What is being asked: What follows is a listing to be transcribed exactly.

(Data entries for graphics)
----------

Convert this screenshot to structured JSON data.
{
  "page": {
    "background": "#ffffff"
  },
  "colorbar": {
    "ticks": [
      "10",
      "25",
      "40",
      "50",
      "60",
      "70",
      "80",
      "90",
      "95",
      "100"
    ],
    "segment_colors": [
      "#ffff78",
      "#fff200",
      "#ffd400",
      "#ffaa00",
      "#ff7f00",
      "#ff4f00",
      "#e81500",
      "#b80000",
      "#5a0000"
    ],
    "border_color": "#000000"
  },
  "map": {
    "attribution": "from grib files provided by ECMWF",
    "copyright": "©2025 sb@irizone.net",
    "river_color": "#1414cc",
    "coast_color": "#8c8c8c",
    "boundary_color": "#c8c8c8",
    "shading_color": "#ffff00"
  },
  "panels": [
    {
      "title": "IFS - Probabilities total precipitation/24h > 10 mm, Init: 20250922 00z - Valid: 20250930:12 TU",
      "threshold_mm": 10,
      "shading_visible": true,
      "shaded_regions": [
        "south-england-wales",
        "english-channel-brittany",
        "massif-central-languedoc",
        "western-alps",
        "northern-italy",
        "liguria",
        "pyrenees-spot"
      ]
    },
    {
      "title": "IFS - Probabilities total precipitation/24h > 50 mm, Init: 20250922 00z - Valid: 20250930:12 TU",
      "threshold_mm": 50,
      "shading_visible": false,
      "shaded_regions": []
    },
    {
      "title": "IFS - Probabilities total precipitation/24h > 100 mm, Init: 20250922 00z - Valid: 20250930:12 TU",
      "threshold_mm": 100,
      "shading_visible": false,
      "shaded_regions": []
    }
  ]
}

----------

The output:
Convert this screenshot to structured JSON data.
{
  "page": {
    "background": "#ffffff"
  },
  "colorbar": {
    "ticks": [
      "10",
      "25",
      "40",
      "50",
      "60",
      "70",
      "80",
      "90",
      "95",
      "100"
    ],
    "segment_colors": [
      "#ffff78",
      "#fff200",
      "#ffd400",
      "#ffaa00",
      "#ff7f00",
      "#ff4f00",
      "#e81500",
      "#b80000",
      "#5a0000"
    ],
    "border_color": "#000000"
  },
  "map": {
    "attribution": "from grib files provided by ECMWF",
    "copyright": "©2025 sb@irizone.net",
    "river_color": "#1414cc",
    "coast_color": "#8c8c8c",
    "boundary_color": "#c8c8c8",
    "shading_color": "#ffff00"
  },
  "panels": [
    {
      "title": "IFS - Probabilities total precipitation/24h > 10 mm, Init: 20250922 00z - Valid: 20250930:12 TU",
      "threshold_mm": 10,
      "shading_visible": true,
      "shaded_regions": [
        "south-england-wales",
        "english-channel-brittany",
        "massif-central-languedoc",
        "western-alps",
        "northern-italy",
        "liguria",
        "pyrenees-spot"
      ]
    },
    {
      "title": "IFS - Probabilities total precipitation/24h > 50 mm, Init: 20250922 00z - Valid: 20250930:12 TU",
      "threshold_mm": 50,
      "shading_visible": false,
      "shaded_regions": []
    },
    {
      "title": "IFS - Probabilities total precipitation/24h > 100 mm, Init: 20250922 00z - Valid: 20250930:12 TU",
      "threshold_mm": 100,
      "shading_visible": false,
      "shaded_regions": []
    }
  ]
}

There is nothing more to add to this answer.